**Task statement:**
In the entries below, find the lines that contain the word "title" and copy them.

**Listed records:**
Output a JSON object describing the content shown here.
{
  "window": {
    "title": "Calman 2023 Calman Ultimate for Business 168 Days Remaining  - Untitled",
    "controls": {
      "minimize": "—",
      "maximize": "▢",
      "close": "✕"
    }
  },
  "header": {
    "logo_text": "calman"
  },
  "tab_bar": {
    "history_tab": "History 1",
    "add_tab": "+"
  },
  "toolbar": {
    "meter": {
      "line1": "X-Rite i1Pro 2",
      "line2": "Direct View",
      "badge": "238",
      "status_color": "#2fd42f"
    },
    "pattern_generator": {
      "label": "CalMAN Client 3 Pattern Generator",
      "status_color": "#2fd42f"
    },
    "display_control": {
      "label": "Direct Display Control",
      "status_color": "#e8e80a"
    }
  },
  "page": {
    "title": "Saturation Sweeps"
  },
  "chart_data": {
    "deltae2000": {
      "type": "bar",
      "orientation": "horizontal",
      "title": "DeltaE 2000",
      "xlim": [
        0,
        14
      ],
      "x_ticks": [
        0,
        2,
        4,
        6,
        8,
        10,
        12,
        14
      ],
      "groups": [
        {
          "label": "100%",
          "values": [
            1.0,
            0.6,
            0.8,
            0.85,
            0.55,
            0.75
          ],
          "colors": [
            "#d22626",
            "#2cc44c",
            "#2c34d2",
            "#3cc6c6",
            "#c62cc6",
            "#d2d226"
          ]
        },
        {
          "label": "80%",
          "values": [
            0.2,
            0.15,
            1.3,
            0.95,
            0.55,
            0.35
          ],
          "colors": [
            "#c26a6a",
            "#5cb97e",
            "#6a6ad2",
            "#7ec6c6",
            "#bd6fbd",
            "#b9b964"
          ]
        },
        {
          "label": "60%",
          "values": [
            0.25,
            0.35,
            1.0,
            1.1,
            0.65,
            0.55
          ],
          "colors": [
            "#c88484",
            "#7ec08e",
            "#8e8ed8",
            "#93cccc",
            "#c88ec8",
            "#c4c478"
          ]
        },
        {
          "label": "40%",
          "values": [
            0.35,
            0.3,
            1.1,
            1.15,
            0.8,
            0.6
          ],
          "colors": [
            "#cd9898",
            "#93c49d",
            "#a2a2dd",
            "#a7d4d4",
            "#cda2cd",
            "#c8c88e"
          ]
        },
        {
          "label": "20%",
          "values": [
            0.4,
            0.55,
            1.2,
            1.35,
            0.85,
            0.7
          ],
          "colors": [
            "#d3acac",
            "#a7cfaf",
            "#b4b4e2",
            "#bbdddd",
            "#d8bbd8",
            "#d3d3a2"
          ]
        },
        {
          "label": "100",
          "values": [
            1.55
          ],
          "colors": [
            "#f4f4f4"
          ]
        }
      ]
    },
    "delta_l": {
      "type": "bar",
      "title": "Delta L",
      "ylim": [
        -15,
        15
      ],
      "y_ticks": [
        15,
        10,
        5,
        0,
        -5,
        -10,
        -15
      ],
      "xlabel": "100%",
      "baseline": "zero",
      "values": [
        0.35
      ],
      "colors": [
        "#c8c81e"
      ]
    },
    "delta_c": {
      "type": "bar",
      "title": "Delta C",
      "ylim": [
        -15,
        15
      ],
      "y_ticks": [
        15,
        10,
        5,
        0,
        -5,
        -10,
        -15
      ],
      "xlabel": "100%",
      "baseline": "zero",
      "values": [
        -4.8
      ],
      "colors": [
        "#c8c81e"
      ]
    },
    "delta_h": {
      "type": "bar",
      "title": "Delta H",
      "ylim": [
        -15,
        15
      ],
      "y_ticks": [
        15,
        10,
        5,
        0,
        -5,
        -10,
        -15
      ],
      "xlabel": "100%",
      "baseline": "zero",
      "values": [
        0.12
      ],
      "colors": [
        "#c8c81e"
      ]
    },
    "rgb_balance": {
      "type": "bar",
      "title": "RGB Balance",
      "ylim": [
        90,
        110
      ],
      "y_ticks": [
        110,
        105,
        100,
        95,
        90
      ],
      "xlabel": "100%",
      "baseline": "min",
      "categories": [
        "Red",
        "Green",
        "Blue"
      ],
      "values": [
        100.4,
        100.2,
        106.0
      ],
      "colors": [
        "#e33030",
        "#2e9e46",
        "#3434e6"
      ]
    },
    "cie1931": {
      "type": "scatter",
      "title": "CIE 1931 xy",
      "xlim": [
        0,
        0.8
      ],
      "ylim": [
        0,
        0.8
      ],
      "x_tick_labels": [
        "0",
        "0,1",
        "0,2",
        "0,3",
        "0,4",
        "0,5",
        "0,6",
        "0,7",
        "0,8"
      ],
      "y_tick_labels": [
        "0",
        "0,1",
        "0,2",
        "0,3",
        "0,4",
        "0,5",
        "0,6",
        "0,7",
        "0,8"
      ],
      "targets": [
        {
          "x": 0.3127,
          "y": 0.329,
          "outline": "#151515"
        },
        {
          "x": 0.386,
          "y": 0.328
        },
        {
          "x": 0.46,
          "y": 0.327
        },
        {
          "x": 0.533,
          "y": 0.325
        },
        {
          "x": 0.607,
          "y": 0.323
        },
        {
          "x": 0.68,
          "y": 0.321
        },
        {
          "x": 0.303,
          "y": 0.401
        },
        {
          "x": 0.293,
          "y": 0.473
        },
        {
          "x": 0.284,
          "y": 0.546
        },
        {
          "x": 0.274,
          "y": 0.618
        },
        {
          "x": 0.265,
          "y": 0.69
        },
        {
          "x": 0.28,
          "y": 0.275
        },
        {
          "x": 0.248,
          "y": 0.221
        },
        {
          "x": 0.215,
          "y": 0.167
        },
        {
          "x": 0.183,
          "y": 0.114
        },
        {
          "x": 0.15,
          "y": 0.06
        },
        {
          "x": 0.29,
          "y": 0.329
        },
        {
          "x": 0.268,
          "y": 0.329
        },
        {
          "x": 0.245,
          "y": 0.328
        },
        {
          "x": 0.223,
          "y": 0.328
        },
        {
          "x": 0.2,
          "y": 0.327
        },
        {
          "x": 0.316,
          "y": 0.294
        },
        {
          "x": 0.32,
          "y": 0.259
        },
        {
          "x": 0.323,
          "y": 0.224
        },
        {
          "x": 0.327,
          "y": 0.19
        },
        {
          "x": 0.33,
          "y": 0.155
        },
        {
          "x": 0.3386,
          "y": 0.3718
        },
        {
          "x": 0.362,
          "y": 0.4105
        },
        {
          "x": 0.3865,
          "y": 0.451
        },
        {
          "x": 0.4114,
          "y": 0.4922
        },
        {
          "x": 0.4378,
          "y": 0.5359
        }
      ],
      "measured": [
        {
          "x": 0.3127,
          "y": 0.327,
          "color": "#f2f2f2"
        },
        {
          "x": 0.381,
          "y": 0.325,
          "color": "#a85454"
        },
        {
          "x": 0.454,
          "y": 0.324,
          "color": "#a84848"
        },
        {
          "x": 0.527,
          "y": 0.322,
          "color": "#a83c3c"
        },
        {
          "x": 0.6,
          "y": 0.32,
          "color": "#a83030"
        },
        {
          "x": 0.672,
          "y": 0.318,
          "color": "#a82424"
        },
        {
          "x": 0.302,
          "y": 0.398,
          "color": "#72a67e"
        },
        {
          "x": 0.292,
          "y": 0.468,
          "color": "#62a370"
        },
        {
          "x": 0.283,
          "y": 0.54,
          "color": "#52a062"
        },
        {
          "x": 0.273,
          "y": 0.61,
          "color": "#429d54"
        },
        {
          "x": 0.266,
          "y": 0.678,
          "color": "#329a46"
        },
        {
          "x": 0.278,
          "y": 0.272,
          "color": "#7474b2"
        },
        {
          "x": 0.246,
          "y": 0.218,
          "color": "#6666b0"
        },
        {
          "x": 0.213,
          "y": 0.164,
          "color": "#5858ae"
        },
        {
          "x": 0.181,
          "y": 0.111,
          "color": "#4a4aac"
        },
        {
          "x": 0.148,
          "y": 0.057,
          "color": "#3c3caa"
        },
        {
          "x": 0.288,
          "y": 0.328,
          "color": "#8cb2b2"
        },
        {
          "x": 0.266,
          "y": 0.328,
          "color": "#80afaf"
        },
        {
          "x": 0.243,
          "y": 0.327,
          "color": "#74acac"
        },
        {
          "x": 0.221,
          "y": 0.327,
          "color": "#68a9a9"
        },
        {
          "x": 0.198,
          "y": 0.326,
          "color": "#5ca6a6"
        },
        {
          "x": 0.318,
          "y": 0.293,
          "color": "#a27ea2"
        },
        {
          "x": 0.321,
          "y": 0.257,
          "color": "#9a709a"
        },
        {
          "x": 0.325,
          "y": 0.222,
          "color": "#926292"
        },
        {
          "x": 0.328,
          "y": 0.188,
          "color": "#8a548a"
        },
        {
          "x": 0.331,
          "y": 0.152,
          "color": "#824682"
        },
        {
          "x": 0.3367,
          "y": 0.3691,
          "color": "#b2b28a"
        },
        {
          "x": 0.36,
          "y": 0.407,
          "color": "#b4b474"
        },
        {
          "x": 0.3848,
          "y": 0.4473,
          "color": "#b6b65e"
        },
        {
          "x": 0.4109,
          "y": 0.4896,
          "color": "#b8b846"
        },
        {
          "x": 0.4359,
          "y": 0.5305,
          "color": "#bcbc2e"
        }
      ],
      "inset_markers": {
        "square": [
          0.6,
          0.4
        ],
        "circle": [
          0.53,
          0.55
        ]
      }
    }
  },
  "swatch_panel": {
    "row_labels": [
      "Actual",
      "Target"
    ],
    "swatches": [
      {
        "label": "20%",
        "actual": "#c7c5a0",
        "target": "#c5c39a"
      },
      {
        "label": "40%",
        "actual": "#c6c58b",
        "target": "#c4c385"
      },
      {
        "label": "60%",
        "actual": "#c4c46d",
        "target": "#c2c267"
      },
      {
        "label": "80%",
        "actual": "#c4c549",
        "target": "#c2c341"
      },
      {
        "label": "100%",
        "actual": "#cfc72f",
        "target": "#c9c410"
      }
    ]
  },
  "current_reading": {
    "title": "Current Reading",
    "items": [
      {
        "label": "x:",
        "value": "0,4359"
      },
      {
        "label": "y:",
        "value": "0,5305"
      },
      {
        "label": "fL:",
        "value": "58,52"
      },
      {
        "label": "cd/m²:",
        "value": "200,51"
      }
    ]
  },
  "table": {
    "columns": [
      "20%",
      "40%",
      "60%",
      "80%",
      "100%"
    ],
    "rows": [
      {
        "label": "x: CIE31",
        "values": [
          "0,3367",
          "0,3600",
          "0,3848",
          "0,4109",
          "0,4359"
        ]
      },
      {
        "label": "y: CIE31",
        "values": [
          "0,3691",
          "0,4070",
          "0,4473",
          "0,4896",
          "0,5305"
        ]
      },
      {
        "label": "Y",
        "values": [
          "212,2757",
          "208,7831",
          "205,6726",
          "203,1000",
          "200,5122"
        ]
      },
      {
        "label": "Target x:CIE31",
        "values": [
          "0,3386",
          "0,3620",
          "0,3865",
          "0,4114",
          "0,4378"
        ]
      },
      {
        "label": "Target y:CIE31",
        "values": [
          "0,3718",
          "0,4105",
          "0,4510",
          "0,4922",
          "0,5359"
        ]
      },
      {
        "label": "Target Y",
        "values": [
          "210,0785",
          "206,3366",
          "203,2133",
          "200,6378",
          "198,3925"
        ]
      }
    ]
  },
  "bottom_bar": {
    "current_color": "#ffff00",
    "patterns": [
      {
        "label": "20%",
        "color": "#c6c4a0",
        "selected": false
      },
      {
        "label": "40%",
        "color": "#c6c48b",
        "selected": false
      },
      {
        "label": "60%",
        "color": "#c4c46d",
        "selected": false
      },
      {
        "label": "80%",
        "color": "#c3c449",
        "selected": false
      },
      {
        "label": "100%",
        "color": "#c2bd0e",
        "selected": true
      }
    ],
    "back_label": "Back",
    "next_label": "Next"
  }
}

**Exercise output:**
    "title": "Calman 2023 Calman Ultimate for Business 168 Days Remaining  - Untitled",
    "title": "Saturation Sweeps"
      "title": "DeltaE 2000",
      "title": "Delta L",
      "title": "Delta C",
      "title": "Delta H",
      "title": "RGB Balance",
      "title": "CIE 1931 xy",
    "title": "Current Reading",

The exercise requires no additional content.